### WHAT IS ASKED
Of all the lines in this data, how many include "wallet"? Respond with the number only.

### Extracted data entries
╔══

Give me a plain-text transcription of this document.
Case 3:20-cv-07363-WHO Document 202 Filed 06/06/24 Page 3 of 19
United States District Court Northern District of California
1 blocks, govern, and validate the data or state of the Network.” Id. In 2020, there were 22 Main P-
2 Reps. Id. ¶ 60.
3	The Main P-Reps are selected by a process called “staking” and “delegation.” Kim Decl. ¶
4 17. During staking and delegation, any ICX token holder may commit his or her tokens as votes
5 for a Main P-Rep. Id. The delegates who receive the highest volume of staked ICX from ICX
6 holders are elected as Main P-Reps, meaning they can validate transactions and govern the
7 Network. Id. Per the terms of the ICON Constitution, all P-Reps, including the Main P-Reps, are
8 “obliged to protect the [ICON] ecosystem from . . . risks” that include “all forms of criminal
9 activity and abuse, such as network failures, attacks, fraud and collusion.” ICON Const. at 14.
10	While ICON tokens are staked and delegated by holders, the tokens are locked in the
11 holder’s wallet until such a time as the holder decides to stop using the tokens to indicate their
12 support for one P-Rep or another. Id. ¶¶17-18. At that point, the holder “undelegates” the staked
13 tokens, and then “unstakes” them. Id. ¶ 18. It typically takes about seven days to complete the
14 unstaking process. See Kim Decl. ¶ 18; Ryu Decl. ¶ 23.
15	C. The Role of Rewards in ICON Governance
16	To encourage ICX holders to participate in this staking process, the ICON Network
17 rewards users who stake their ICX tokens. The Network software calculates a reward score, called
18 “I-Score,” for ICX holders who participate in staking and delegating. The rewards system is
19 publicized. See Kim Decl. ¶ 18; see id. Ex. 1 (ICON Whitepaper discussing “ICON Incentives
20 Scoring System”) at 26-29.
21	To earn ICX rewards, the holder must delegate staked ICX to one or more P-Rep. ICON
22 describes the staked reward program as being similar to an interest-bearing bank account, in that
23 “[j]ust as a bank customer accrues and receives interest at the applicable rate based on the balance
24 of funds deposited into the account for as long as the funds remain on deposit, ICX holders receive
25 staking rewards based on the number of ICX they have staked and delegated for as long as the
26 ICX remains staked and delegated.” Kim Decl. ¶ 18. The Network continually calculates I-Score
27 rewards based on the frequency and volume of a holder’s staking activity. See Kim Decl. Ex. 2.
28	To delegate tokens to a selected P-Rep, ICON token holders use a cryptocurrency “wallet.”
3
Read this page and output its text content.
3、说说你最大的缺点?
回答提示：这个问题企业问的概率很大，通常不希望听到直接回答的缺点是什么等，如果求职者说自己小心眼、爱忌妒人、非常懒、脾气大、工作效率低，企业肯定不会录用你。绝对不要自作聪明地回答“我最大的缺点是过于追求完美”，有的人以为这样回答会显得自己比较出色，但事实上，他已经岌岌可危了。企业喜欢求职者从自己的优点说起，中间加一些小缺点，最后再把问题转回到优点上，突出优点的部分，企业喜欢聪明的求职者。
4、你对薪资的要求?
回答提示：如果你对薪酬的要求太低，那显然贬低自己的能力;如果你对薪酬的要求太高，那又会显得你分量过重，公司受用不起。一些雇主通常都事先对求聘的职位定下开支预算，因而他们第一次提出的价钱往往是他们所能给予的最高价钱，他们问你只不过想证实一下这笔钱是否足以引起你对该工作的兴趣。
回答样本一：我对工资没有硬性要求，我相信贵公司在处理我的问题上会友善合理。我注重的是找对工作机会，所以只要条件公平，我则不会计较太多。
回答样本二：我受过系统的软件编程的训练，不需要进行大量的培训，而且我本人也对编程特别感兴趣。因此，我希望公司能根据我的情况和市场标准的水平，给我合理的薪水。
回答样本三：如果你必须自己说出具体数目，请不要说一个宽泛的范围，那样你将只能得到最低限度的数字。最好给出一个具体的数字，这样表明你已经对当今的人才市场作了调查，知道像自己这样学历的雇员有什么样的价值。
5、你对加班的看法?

╚══

### SOLUTION FOR THIS PROBLEM
2